##### PROVIDED ENTRIES #####
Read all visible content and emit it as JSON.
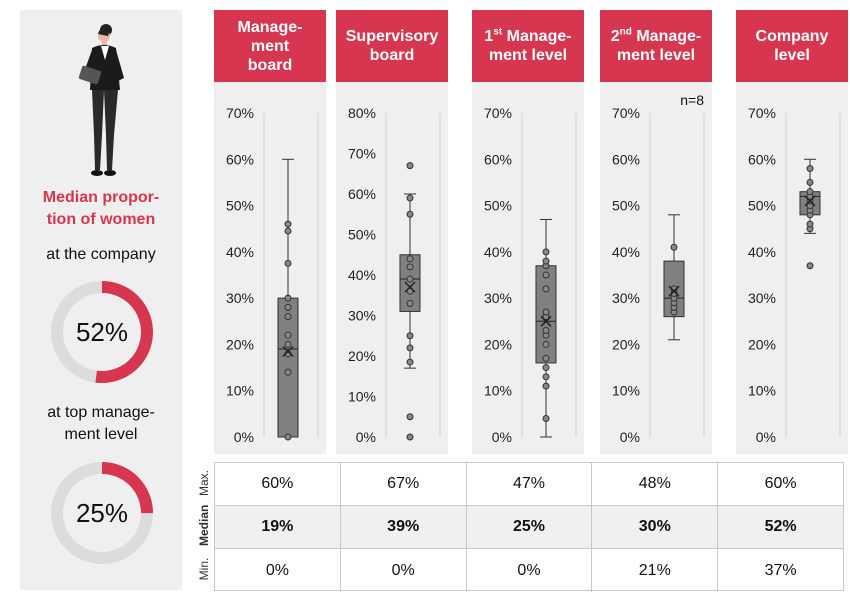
{
  "sidebar": {
    "title_lines": [
      "Median propor-",
      "tion of women"
    ],
    "company_label": "at the company",
    "company_value": "52%",
    "company_fraction": 0.52,
    "top_label_lines": [
      "at top manage-",
      "ment level"
    ],
    "top_value": "25%",
    "top_fraction": 0.25,
    "accent_color": "#d6364f",
    "track_color": "#dcdcdc"
  },
  "chart_data": [
    {
      "type": "box",
      "title_lines": [
        "Manage-",
        "ment",
        "board"
      ],
      "ylim": [
        0,
        70
      ],
      "ticks": [
        "0%",
        "10%",
        "20%",
        "30%",
        "40%",
        "50%",
        "60%",
        "70%"
      ],
      "min": 0,
      "q1": 0,
      "median": 19,
      "q3": 30,
      "max": 60,
      "mean": 18.5,
      "points": [
        0,
        14,
        18,
        20,
        22,
        26,
        28,
        30,
        37.5,
        44.5,
        46
      ]
    },
    {
      "type": "box",
      "title_lines": [
        "Supervisory",
        "board"
      ],
      "ylim": [
        0,
        80
      ],
      "ticks": [
        "0%",
        "10%",
        "20%",
        "30%",
        "40%",
        "50%",
        "60%",
        "70%",
        "80%"
      ],
      "min": 17,
      "q1": 31,
      "median": 39,
      "q3": 45,
      "max": 60,
      "mean": 37,
      "outliers": [
        0,
        5,
        67
      ],
      "points": [
        0,
        5,
        18.5,
        22,
        25,
        33,
        36,
        39,
        42,
        44,
        55,
        59,
        67
      ]
    },
    {
      "type": "box",
      "title_lines": [
        "1st Manage-",
        "ment level"
      ],
      "title_sup": "st",
      "ylim": [
        0,
        70
      ],
      "ticks": [
        "0%",
        "10%",
        "20%",
        "30%",
        "40%",
        "50%",
        "60%",
        "70%"
      ],
      "min": 0,
      "q1": 16,
      "median": 25,
      "q3": 37,
      "max": 47,
      "mean": 25,
      "points": [
        4,
        11,
        13,
        15,
        17,
        20,
        22,
        23,
        26,
        27,
        32,
        35,
        37,
        38,
        40
      ]
    },
    {
      "type": "box",
      "title_lines": [
        "2nd Manage-",
        "ment level"
      ],
      "title_sup": "nd",
      "note": "n=8",
      "ylim": [
        0,
        70
      ],
      "ticks": [
        "0%",
        "10%",
        "20%",
        "30%",
        "40%",
        "50%",
        "60%",
        "70%"
      ],
      "min": 21,
      "q1": 26,
      "median": 30,
      "q3": 38,
      "max": 48,
      "mean": 31.5,
      "points": [
        27,
        28,
        29,
        30,
        31,
        32,
        41
      ]
    },
    {
      "type": "box",
      "title_lines": [
        "Company",
        "level"
      ],
      "ylim": [
        0,
        70
      ],
      "ticks": [
        "0%",
        "10%",
        "20%",
        "30%",
        "40%",
        "50%",
        "60%",
        "70%"
      ],
      "min": 44,
      "q1": 48,
      "median": 52,
      "q3": 53,
      "max": 60,
      "mean": 51,
      "outliers": [
        37
      ],
      "points": [
        37,
        45,
        46,
        48,
        49,
        50,
        51,
        52,
        53,
        55,
        58
      ]
    }
  ],
  "stats": {
    "row_labels": [
      "Max.",
      "Median",
      "Min."
    ],
    "max": [
      "60%",
      "67%",
      "47%",
      "48%",
      "60%"
    ],
    "median": [
      "19%",
      "39%",
      "25%",
      "30%",
      "52%"
    ],
    "min": [
      "0%",
      "0%",
      "0%",
      "21%",
      "37%"
    ]
  }
}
#####
### [DIRECTIVE]
Exact duplication of all the records is required; pictures are omitted from the copy.

### [COMPLETE RESPONSE]
Read all visible content and emit it as JSON.
{
  "sidebar": {
    "title_lines": [
      "Median propor-",
      "tion of women"
    ],
    "company_label": "at the company",
    "company_value": "52%",
    "company_fraction": 0.52,
    "top_label_lines": [
      "at top manage-",
      "ment level"
    ],
    "top_value": "25%",
    "top_fraction": 0.25,
    "accent_color": "#d6364f",
    "track_color": "#dcdcdc"
  },
  "chart_data": [
    {
      "type": "box",
      "title_lines": [
        "Manage-",
        "ment",
        "board"
      ],
      "ylim": [
        0,
        70
      ],
      "ticks": [
        "0%",
        "10%",
        "20%",
        "30%",
        "40%",
        "50%",
        "60%",
        "70%"
      ],
      "min": 0,
      "q1": 0,
      "median": 19,
      "q3": 30,
      "max": 60,
      "mean": 18.5,
      "points": [
        0,
        14,
        18,
        20,
        22,
        26,
        28,
        30,
        37.5,
        44.5,
        46
      ]
    },
    {
      "type": "box",
      "title_lines": [
        "Supervisory",
        "board"
      ],
      "ylim": [
        0,
        80
      ],
      "ticks": [
        "0%",
        "10%",
        "20%",
        "30%",
        "40%",
        "50%",
        "60%",
        "70%",
        "80%"
      ],
      "min": 17,
      "q1": 31,
      "median": 39,
      "q3": 45,
      "max": 60,
      "mean": 37,
      "outliers": [
        0,
        5,
        67
      ],
      "points": [
        0,
        5,
        18.5,
        22,
        25,
        33,
        36,
        39,
        42,
        44,
        55,
        59,
        67
      ]
    },
    {
      "type": "box",
      "title_lines": [
        "1st Manage-",
        "ment level"
      ],
      "title_sup": "st",
      "ylim": [
        0,
        70
      ],
      "ticks": [
        "0%",
        "10%",
        "20%",
        "30%",
        "40%",
        "50%",
        "60%",
        "70%"
      ],
      "min": 0,
      "q1": 16,
      "median": 25,
      "q3": 37,
      "max": 47,
      "mean": 25,
      "points": [
        4,
        11,
        13,
        15,
        17,
        20,
        22,
        23,
        26,
        27,
        32,
        35,
        37,
        38,
        40
      ]
    },
    {
      "type": "box",
      "title_lines": [
        "2nd Manage-",
        "ment level"
      ],
      "title_sup": "nd",
      "note": "n=8",
      "ylim": [
        0,
        70
      ],
      "ticks": [
        "0%",
        "10%",
        "20%",
        "30%",
        "40%",
        "50%",
        "60%",
        "70%"
      ],
      "min": 21,
      "q1": 26,
      "median": 30,
      "q3": 38,
      "max": 48,
      "mean": 31.5,
      "points": [
        27,
        28,
        29,
        30,
        31,
        32,
        41
      ]
    },
    {
      "type": "box",
      "title_lines": [
        "Company",
        "level"
      ],
      "ylim": [
        0,
        70
      ],
      "ticks": [
        "0%",
        "10%",
        "20%",
        "30%",
        "40%",
        "50%",
        "60%",
        "70%"
      ],
      "min": 44,
      "q1": 48,
      "median": 52,
      "q3": 53,
      "max": 60,
      "mean": 51,
      "outliers": [
        37
      ],
      "points": [
        37,
        45,
        46,
        48,
        49,
        50,
        51,
        52,
        53,
        55,
        58
      ]
    }
  ],
  "stats": {
    "row_labels": [
      "Max.",
      "Median",
      "Min."
    ],
    "max": [
      "60%",
      "67%",
      "47%",
      "48%",
      "60%"
    ],
    "median": [
      "19%",
      "39%",
      "25%",
      "30%",
      "52%"
    ],
    "min": [
      "0%",
      "0%",
      "0%",
      "21%",
      "37%"
    ]
  }
}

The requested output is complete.